*PROBLEM TO WORK ON*:
In the material below, list every line carrying the string "Suburbs".

──────── TASK INPUTS

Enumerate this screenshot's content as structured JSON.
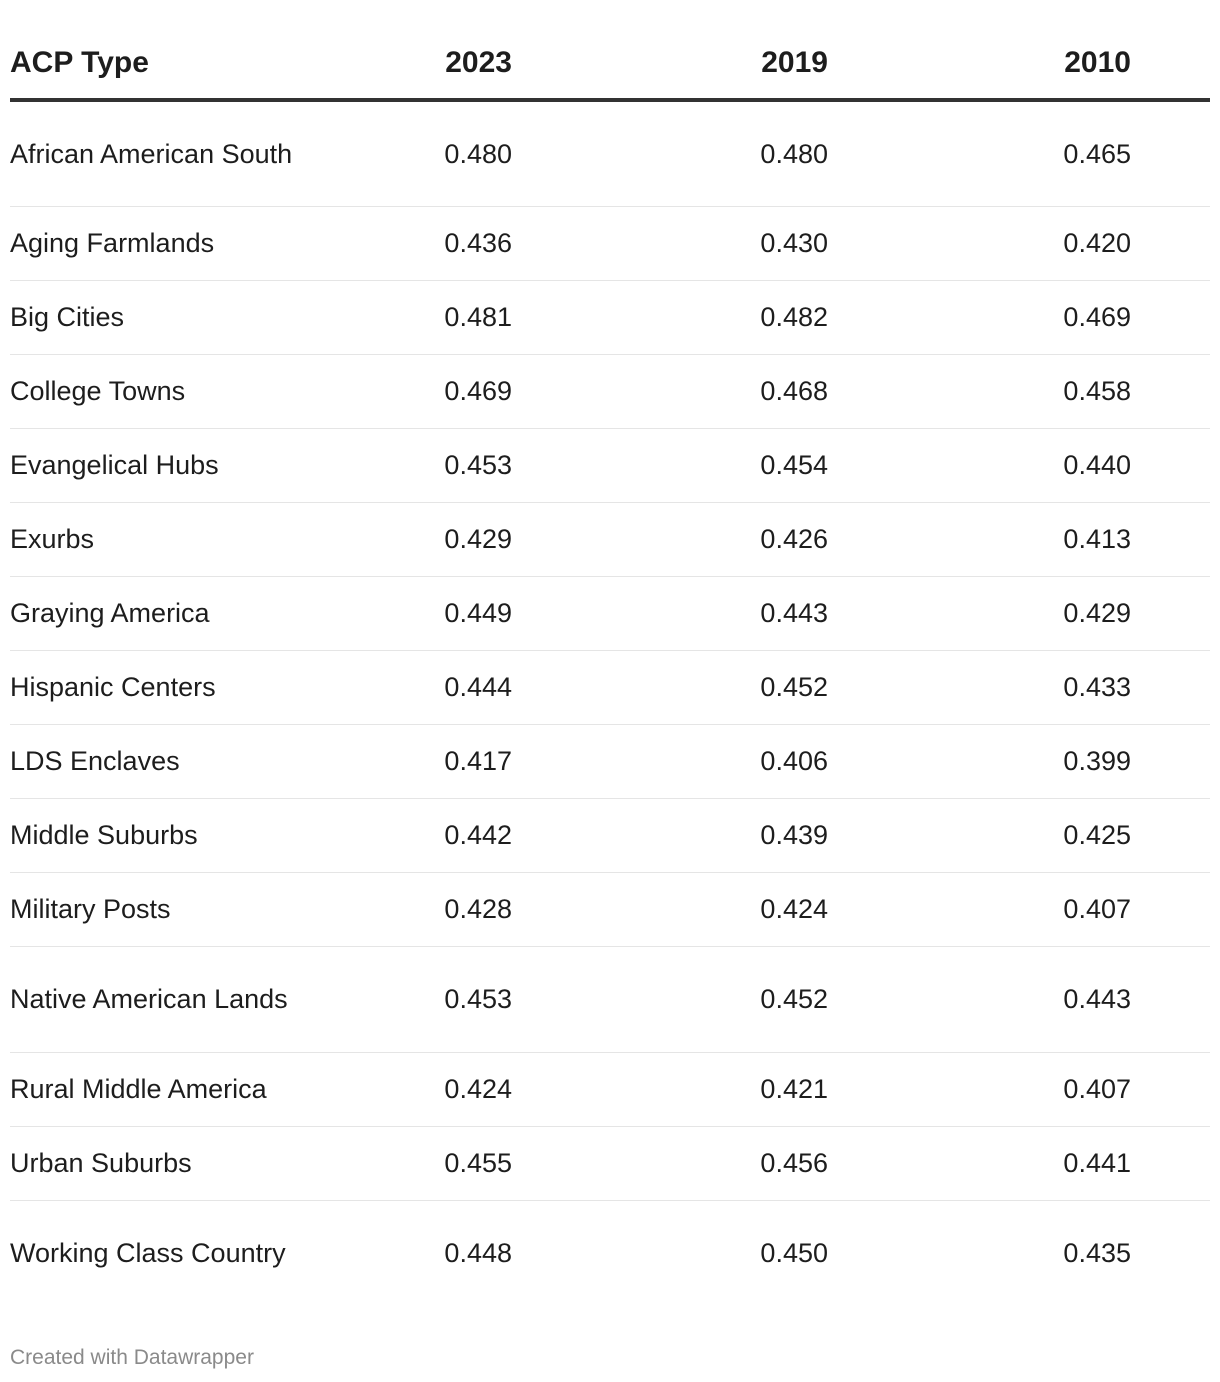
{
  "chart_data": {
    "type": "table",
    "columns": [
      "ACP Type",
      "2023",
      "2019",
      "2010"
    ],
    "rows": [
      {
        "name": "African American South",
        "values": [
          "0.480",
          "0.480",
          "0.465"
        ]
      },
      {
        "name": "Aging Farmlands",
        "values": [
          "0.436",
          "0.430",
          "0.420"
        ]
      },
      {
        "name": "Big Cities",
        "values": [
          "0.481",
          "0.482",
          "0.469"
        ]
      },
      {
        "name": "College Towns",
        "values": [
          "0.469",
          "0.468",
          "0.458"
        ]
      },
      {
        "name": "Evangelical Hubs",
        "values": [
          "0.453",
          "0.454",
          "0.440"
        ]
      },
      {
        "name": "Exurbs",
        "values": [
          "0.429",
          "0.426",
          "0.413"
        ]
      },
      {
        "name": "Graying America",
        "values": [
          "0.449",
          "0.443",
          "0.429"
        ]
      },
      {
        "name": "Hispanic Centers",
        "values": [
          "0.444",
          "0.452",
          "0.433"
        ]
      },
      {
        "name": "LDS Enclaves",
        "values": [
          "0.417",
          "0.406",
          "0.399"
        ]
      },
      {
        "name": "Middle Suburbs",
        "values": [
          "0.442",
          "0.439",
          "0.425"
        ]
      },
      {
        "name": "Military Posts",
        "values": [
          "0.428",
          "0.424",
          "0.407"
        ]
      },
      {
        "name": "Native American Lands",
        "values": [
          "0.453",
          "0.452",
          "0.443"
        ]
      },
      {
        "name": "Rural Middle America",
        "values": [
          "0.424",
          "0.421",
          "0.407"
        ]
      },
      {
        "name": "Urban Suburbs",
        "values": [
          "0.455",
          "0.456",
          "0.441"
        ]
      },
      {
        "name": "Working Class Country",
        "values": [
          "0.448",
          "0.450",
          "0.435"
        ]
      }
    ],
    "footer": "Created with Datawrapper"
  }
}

────────────────
──────── TASK INPUTS

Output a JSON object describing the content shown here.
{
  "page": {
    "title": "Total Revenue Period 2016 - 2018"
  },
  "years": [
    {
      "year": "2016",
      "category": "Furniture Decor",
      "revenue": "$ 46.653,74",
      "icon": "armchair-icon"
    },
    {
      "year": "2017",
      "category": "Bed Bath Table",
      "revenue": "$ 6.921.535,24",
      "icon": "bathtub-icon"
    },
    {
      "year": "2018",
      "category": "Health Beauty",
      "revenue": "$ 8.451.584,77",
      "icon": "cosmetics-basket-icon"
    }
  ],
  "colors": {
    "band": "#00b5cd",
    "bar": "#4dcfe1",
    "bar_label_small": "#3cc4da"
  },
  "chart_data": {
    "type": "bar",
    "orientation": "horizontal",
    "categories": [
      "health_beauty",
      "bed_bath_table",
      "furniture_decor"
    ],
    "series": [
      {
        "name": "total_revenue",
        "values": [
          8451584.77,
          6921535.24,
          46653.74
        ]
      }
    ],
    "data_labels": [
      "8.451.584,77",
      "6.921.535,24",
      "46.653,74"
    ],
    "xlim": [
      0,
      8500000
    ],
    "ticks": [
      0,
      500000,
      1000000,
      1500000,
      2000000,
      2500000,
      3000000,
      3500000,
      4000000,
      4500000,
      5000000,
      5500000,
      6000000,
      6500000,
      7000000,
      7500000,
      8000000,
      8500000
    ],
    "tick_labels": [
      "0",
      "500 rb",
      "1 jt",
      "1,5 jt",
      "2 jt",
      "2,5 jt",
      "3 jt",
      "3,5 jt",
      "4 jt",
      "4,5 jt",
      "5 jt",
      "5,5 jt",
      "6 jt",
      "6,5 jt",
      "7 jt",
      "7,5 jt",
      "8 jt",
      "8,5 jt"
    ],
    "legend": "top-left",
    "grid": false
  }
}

────────────────

*FULL ANSWER*:
        "name": "Middle Suburbs",
        "name": "Urban Suburbs",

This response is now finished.